§ Directive: Leave every picture out and write out the records below exactly.

§ Excerpted records:

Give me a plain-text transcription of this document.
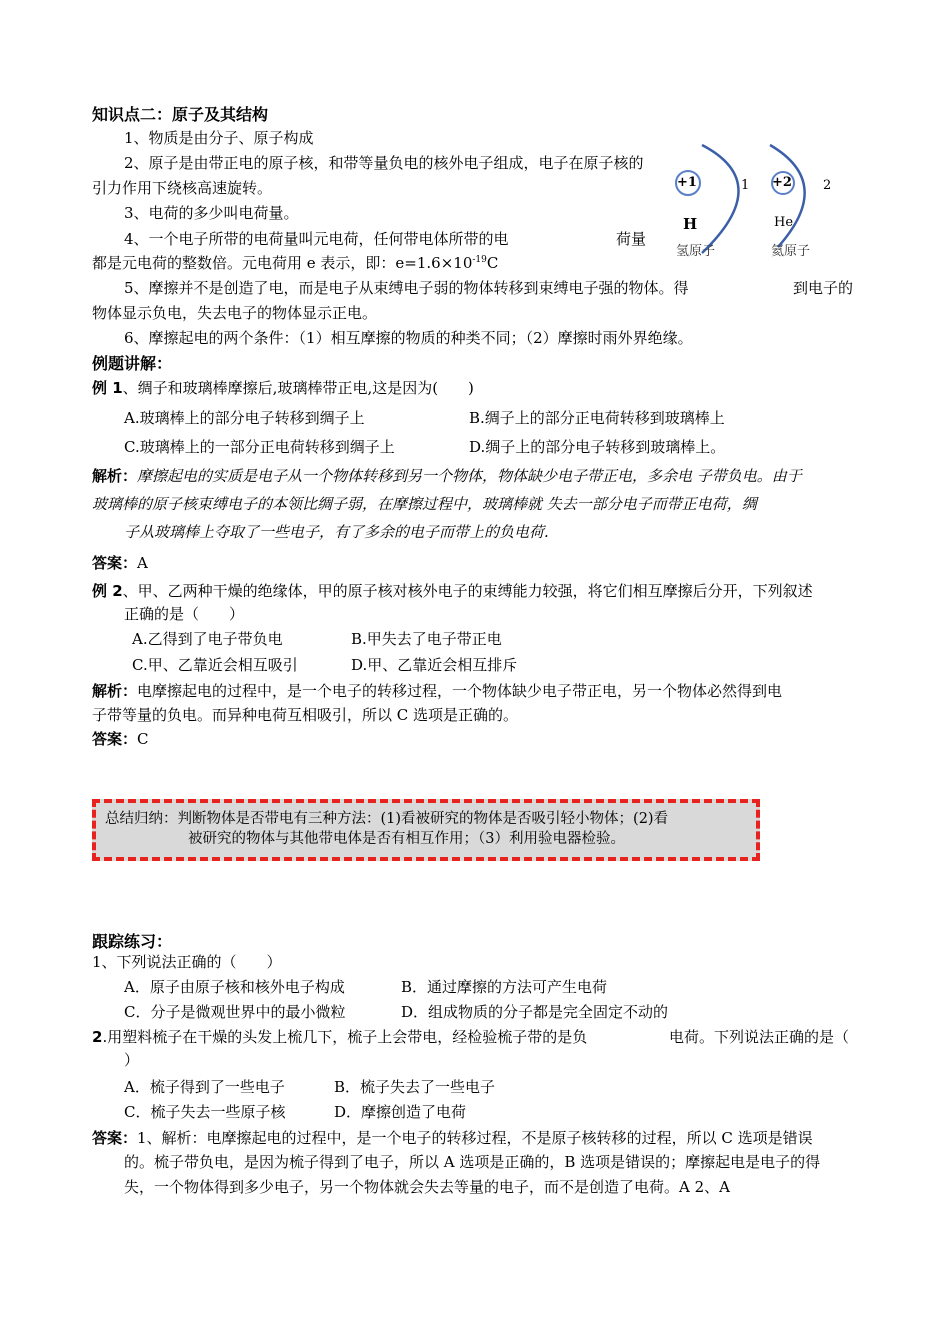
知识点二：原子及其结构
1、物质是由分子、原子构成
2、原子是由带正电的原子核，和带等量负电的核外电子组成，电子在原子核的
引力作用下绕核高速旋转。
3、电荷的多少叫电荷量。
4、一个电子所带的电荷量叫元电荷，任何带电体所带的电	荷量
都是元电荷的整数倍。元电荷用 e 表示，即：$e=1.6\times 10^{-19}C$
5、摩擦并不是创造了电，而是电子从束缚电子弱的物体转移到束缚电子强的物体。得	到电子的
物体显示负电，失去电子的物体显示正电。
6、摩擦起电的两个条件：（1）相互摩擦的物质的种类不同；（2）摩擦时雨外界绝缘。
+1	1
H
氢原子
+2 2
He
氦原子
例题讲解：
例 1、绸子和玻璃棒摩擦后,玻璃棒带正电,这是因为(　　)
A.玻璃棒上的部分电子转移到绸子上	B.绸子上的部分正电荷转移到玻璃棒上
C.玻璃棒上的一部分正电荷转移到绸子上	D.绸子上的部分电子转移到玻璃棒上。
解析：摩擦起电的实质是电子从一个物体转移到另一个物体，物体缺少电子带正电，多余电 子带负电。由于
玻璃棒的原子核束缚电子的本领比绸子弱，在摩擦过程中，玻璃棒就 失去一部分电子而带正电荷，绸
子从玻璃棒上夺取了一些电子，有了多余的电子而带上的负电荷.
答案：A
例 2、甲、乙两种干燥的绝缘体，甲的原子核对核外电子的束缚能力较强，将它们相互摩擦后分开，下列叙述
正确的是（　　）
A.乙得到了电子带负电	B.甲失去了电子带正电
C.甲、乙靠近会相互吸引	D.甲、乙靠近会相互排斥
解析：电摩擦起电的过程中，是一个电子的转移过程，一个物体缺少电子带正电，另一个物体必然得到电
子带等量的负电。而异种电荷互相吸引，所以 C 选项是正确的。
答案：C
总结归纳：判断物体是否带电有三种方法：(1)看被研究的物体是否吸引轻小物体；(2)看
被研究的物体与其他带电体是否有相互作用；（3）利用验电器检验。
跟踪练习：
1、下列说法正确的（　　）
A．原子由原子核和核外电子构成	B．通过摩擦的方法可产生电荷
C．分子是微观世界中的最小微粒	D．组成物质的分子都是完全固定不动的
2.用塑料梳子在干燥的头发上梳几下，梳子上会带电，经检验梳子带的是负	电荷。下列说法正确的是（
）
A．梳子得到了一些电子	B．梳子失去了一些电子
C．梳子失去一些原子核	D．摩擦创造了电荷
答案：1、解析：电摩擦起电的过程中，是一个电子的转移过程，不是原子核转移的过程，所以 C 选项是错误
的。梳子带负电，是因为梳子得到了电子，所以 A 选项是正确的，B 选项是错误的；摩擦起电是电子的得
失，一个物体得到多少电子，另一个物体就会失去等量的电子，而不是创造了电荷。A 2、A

§ Response to the exercise:
Give me a plain-text transcription of this document.
知识点二：原子及其结构
1、物质是由分子、原子构成
2、原子是由带正电的原子核，和带等量负电的核外电子组成，电子在原子核的
引力作用下绕核高速旋转。
3、电荷的多少叫电荷量。
4、一个电子所带的电荷量叫元电荷，任何带电体所带的电	荷量
都是元电荷的整数倍。元电荷用 e 表示，即：$e=1.6\times 10^{-19}C$
5、摩擦并不是创造了电，而是电子从束缚电子弱的物体转移到束缚电子强的物体。得	到电子的
物体显示负电，失去电子的物体显示正电。
6、摩擦起电的两个条件：（1）相互摩擦的物质的种类不同；（2）摩擦时雨外界绝缘。
+1	1
H
氢原子
+2 2
He
氦原子
例题讲解：
例 1、绸子和玻璃棒摩擦后,玻璃棒带正电,这是因为(　　)
A.玻璃棒上的部分电子转移到绸子上	B.绸子上的部分正电荷转移到玻璃棒上
C.玻璃棒上的一部分正电荷转移到绸子上	D.绸子上的部分电子转移到玻璃棒上。
解析：摩擦起电的实质是电子从一个物体转移到另一个物体，物体缺少电子带正电，多余电 子带负电。由于
玻璃棒的原子核束缚电子的本领比绸子弱，在摩擦过程中，玻璃棒就 失去一部分电子而带正电荷，绸
子从玻璃棒上夺取了一些电子，有了多余的电子而带上的负电荷.
答案：A
例 2、甲、乙两种干燥的绝缘体，甲的原子核对核外电子的束缚能力较强，将它们相互摩擦后分开，下列叙述
正确的是（　　）
A.乙得到了电子带负电	B.甲失去了电子带正电
C.甲、乙靠近会相互吸引	D.甲、乙靠近会相互排斥
解析：电摩擦起电的过程中，是一个电子的转移过程，一个物体缺少电子带正电，另一个物体必然得到电
子带等量的负电。而异种电荷互相吸引，所以 C 选项是正确的。
答案：C
总结归纳：判断物体是否带电有三种方法：(1)看被研究的物体是否吸引轻小物体；(2)看
被研究的物体与其他带电体是否有相互作用；（3）利用验电器检验。
跟踪练习：
1、下列说法正确的（　　）
A．原子由原子核和核外电子构成	B．通过摩擦的方法可产生电荷
C．分子是微观世界中的最小微粒	D．组成物质的分子都是完全固定不动的
2.用塑料梳子在干燥的头发上梳几下，梳子上会带电，经检验梳子带的是负	电荷。下列说法正确的是（
）
A．梳子得到了一些电子	B．梳子失去了一些电子
C．梳子失去一些原子核	D．摩擦创造了电荷
答案：1、解析：电摩擦起电的过程中，是一个电子的转移过程，不是原子核转移的过程，所以 C 选项是错误
的。梳子带负电，是因为梳子得到了电子，所以 A 选项是正确的，B 选项是错误的；摩擦起电是电子的得
失，一个物体得到多少电子，另一个物体就会失去等量的电子，而不是创造了电荷。A 2、A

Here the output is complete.